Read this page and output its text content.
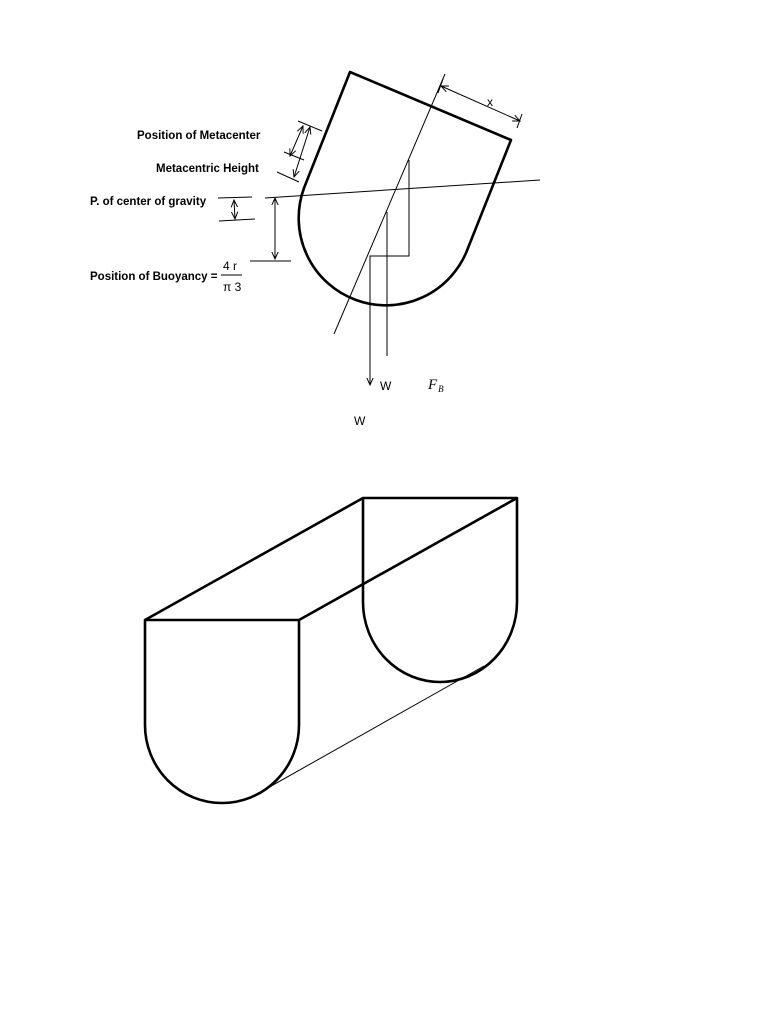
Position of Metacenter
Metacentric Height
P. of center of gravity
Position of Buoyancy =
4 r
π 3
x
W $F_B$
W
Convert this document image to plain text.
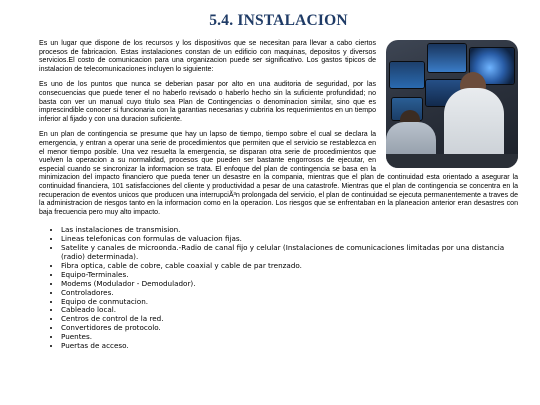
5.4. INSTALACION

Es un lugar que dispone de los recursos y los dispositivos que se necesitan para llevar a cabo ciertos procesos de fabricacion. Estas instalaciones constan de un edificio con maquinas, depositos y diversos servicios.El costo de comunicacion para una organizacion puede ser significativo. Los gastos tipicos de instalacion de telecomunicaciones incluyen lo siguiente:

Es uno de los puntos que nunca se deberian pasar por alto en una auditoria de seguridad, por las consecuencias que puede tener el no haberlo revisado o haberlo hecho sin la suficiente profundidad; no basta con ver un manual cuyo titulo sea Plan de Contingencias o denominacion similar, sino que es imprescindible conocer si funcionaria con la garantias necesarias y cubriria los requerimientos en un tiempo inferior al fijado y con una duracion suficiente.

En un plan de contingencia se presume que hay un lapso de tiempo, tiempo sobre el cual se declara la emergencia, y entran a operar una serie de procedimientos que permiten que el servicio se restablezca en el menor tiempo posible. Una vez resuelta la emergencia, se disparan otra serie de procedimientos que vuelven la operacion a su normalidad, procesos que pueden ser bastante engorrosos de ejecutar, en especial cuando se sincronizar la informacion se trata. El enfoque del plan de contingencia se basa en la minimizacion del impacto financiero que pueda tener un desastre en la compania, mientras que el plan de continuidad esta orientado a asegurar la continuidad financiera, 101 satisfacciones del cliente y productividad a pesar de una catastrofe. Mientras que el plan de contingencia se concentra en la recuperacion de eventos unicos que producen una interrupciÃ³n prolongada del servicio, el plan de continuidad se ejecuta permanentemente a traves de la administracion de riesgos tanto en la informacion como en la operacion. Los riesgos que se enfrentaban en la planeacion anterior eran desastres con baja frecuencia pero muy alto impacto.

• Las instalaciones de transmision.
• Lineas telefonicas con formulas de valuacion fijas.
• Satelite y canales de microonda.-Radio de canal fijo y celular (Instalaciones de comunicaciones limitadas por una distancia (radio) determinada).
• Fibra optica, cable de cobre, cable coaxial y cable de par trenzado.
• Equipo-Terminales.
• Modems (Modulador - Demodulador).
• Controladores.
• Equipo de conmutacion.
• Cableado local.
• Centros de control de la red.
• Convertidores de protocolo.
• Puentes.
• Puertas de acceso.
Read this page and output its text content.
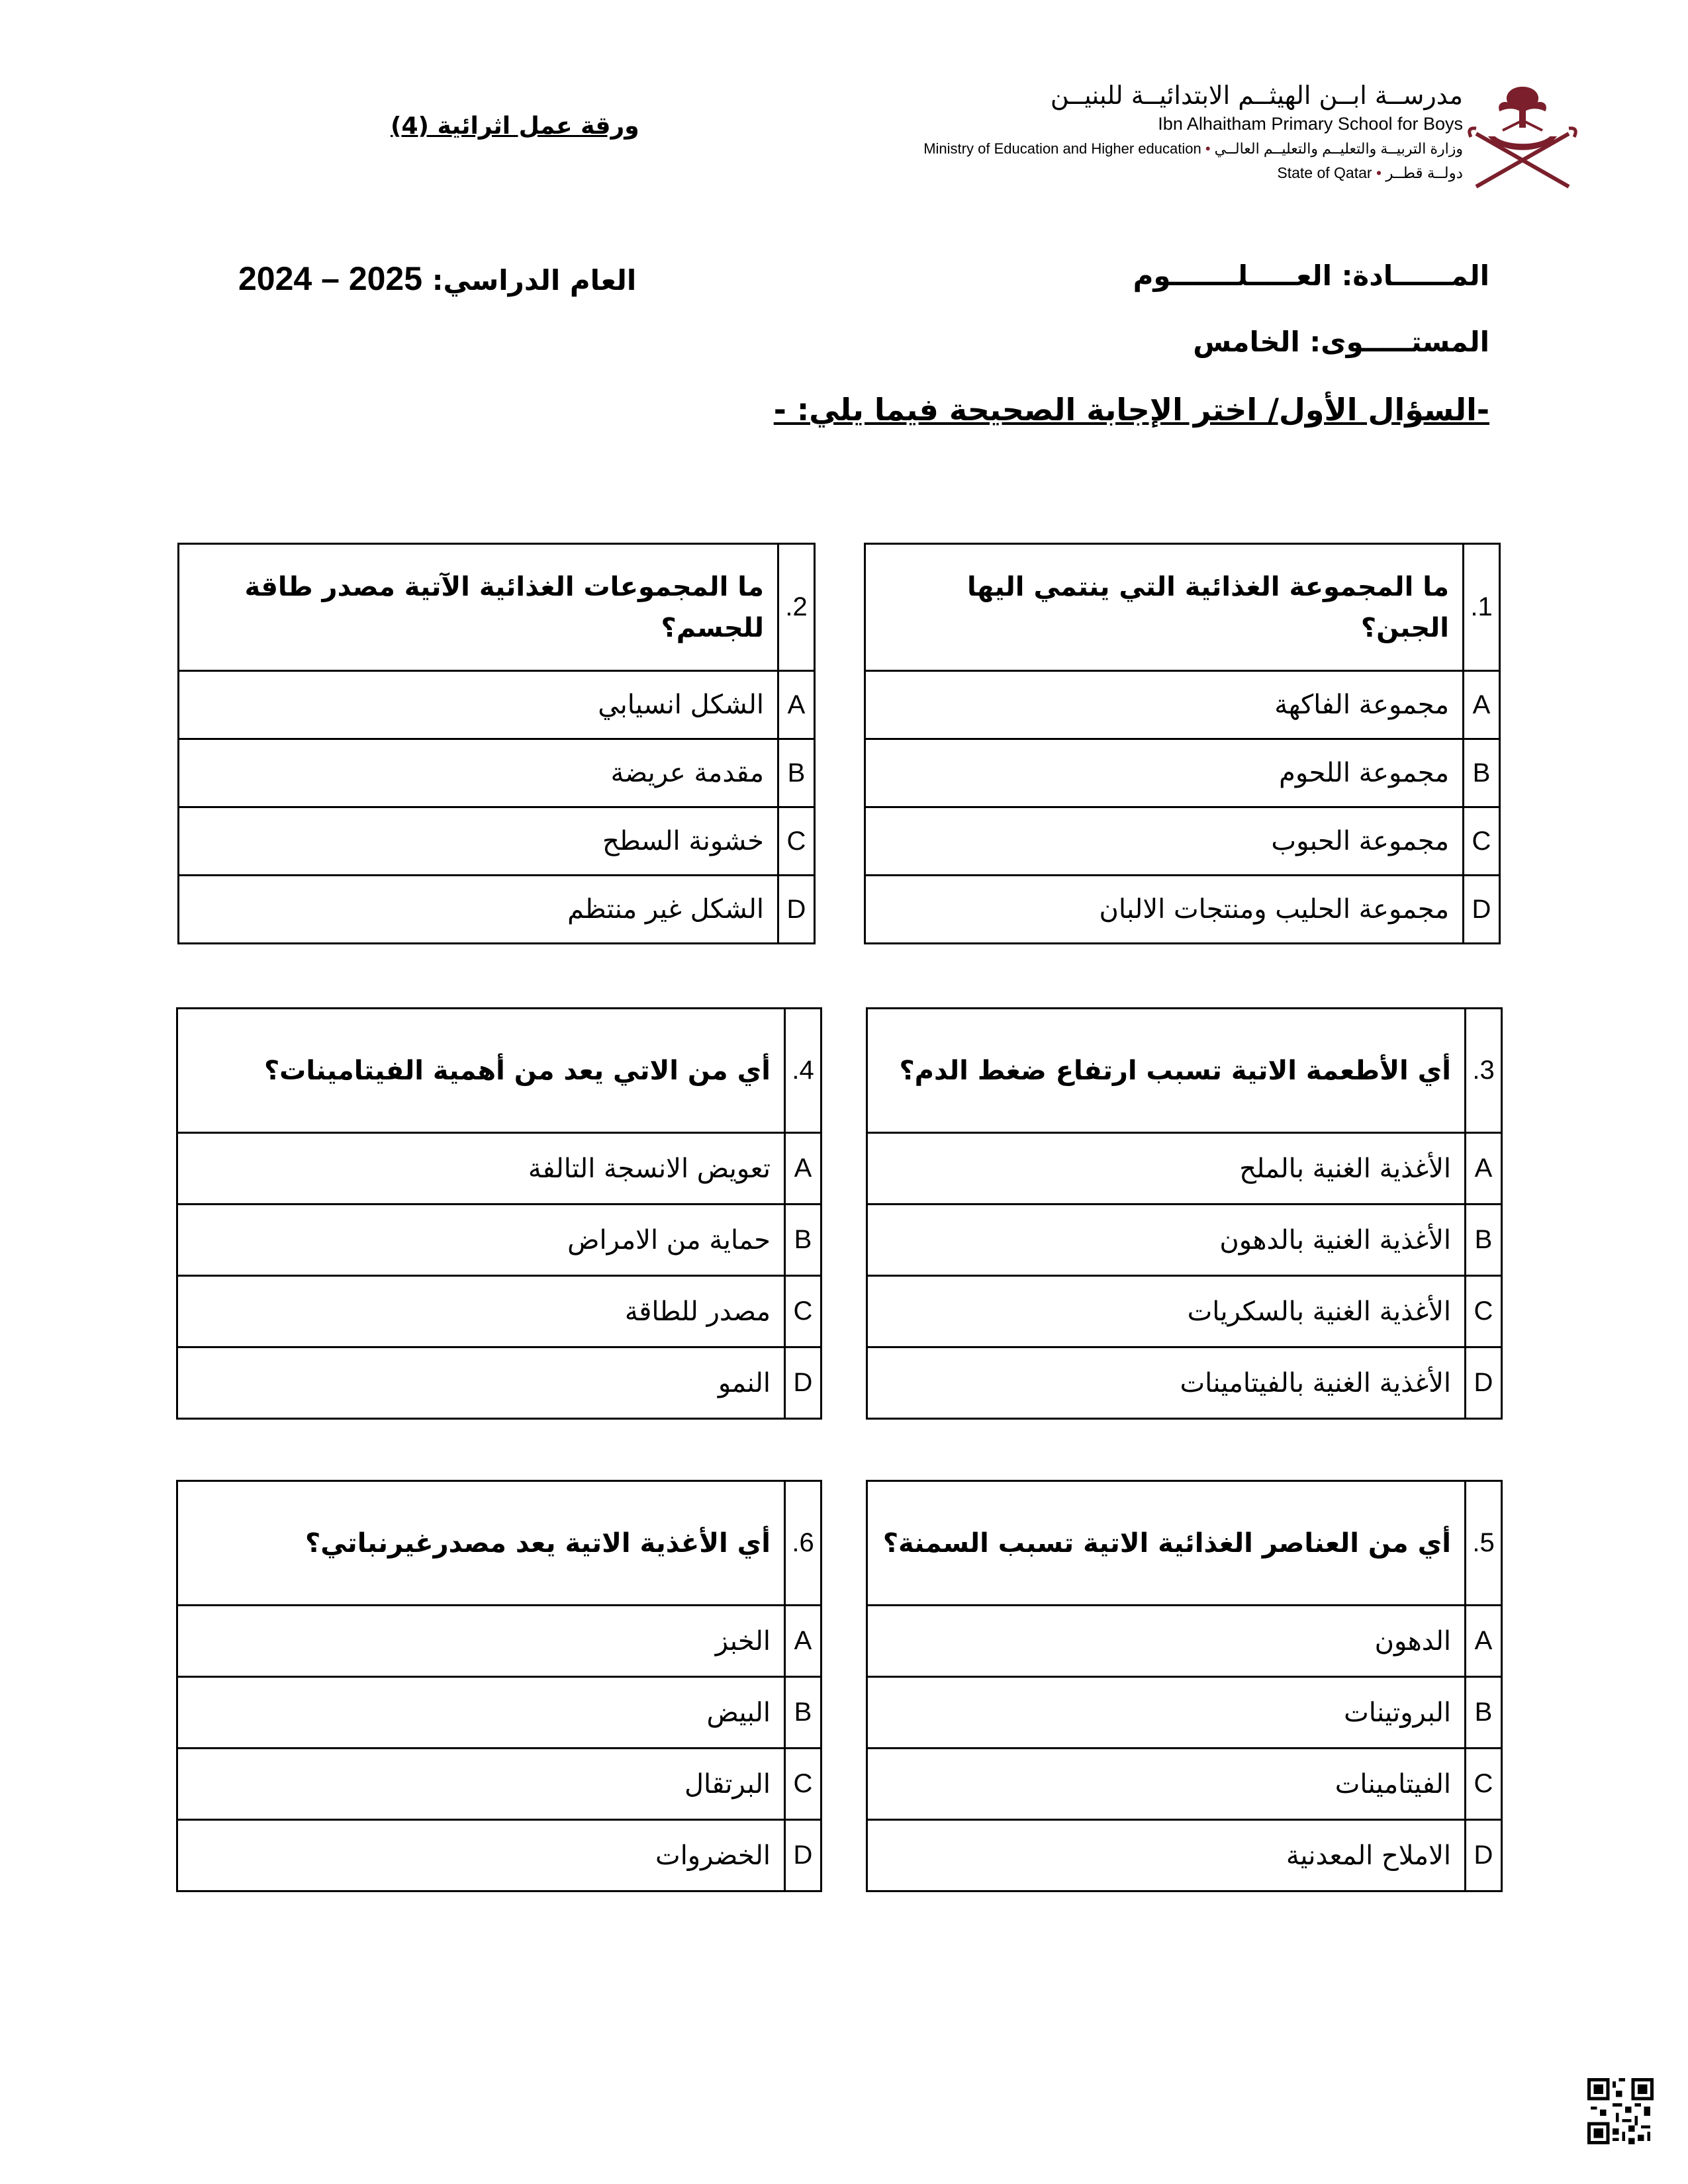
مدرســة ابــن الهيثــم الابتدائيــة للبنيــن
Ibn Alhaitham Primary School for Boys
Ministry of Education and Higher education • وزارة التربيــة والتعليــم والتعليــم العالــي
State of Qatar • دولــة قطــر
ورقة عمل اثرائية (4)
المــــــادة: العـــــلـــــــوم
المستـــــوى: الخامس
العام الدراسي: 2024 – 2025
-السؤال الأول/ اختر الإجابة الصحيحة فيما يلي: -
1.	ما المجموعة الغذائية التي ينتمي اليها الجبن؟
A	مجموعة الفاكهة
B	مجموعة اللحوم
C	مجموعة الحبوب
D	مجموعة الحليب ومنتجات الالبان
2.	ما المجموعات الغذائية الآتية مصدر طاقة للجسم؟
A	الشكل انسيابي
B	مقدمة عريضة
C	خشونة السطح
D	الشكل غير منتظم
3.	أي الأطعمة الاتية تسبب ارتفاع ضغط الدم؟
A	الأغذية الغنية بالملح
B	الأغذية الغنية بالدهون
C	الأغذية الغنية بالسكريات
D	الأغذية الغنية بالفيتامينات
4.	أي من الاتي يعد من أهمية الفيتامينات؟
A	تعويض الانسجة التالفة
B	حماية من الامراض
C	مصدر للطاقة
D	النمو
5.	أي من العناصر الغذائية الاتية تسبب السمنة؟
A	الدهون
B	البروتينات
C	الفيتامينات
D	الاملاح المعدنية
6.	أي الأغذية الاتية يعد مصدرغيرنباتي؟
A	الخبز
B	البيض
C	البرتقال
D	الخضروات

++++++++

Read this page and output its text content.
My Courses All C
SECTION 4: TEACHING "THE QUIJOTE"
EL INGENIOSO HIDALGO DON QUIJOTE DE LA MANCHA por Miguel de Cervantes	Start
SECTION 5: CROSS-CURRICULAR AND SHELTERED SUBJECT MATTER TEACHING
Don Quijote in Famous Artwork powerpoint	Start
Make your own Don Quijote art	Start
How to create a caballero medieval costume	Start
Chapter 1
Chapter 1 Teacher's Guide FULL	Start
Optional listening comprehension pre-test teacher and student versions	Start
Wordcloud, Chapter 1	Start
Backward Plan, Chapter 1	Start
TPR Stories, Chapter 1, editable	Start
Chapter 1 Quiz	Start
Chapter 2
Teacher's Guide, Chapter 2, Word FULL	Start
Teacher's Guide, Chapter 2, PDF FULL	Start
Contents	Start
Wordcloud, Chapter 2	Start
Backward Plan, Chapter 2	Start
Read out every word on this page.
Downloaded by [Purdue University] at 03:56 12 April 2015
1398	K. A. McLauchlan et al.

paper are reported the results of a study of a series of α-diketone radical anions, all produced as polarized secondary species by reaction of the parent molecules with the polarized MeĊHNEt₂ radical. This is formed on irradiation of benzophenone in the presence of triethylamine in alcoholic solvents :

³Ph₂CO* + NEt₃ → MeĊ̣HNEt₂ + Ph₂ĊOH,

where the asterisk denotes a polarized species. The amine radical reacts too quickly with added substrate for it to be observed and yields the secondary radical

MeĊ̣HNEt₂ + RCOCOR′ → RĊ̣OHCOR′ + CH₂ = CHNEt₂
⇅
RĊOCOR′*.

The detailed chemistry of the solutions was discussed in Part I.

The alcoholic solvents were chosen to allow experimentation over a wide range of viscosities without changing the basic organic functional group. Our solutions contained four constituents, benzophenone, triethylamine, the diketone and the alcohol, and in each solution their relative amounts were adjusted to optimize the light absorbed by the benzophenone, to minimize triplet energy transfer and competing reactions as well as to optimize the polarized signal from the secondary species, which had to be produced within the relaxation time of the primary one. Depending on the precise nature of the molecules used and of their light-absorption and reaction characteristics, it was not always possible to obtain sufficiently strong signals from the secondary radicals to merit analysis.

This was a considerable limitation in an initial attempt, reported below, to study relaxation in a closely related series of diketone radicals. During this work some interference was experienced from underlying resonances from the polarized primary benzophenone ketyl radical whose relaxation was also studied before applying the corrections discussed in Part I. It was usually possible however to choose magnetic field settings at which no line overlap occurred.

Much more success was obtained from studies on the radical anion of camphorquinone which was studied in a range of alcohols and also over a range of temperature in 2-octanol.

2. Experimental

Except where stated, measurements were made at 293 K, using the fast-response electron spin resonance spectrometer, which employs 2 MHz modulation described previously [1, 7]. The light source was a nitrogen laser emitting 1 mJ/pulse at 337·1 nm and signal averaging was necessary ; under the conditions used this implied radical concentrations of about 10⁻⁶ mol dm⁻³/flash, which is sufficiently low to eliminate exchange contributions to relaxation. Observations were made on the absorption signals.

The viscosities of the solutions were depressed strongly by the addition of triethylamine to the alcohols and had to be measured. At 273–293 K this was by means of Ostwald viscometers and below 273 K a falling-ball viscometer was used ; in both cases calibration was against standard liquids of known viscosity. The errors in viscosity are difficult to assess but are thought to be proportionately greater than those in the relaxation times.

++++++++

Stated problem — Find each line in the records holding the string "تسبب" and show it.

Solution to this task —
3.	أي الأطعمة الاتية تسبب ارتفاع ضغط الدم؟
5.	أي من العناصر الغذائية الاتية تسبب السمنة؟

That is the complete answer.